Each entry below should be returned exactly as is, with the pictures removed.

-- START DATA LISTING --

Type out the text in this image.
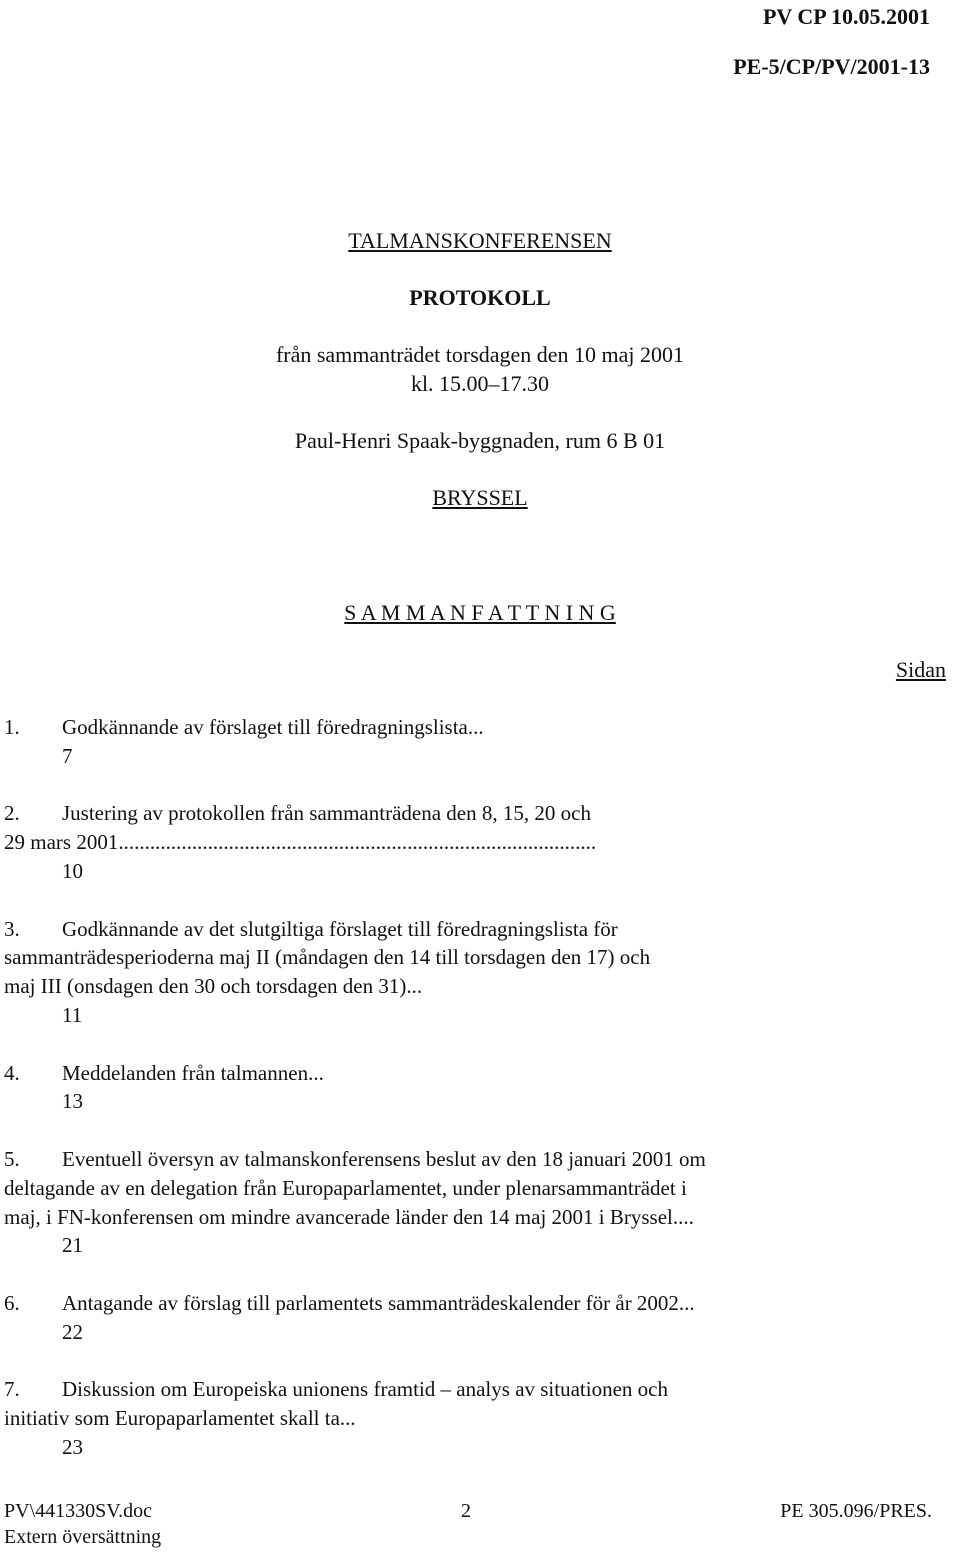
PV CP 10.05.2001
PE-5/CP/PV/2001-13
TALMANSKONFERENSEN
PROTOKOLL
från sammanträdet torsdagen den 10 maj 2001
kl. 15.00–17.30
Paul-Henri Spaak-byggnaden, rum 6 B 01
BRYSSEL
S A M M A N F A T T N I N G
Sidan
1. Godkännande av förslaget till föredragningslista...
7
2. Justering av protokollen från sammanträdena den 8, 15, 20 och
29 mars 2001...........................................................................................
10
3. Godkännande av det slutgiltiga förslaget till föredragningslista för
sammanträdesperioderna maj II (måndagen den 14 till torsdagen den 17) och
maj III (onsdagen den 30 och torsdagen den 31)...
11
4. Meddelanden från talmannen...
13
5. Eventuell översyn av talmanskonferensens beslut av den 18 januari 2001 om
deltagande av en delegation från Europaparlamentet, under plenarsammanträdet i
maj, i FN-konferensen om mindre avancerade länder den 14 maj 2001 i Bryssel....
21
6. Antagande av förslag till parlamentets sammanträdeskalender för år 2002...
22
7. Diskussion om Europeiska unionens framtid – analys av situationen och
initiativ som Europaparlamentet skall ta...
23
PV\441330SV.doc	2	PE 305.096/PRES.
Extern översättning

-- END DATA LISTING --

» RESULT OF THIS EXERCISE
Type out the text in this image.
PV CP 10.05.2001
PE-5/CP/PV/2001-13
TALMANSKONFERENSEN
PROTOKOLL
från sammanträdet torsdagen den 10 maj 2001
kl. 15.00–17.30
Paul-Henri Spaak-byggnaden, rum 6 B 01
BRYSSEL
S A M M A N F A T T N I N G
Sidan
1. Godkännande av förslaget till föredragningslista...
7
2. Justering av protokollen från sammanträdena den 8, 15, 20 och
29 mars 2001...........................................................................................
10
3. Godkännande av det slutgiltiga förslaget till föredragningslista för
sammanträdesperioderna maj II (måndagen den 14 till torsdagen den 17) och
maj III (onsdagen den 30 och torsdagen den 31)...
11
4. Meddelanden från talmannen...
13
5. Eventuell översyn av talmanskonferensens beslut av den 18 januari 2001 om
deltagande av en delegation från Europaparlamentet, under plenarsammanträdet i
maj, i FN-konferensen om mindre avancerade länder den 14 maj 2001 i Bryssel....
21
6. Antagande av förslag till parlamentets sammanträdeskalender för år 2002...
22
7. Diskussion om Europeiska unionens framtid – analys av situationen och
initiativ som Europaparlamentet skall ta...
23
PV\441330SV.doc	2	PE 305.096/PRES.
Extern översättning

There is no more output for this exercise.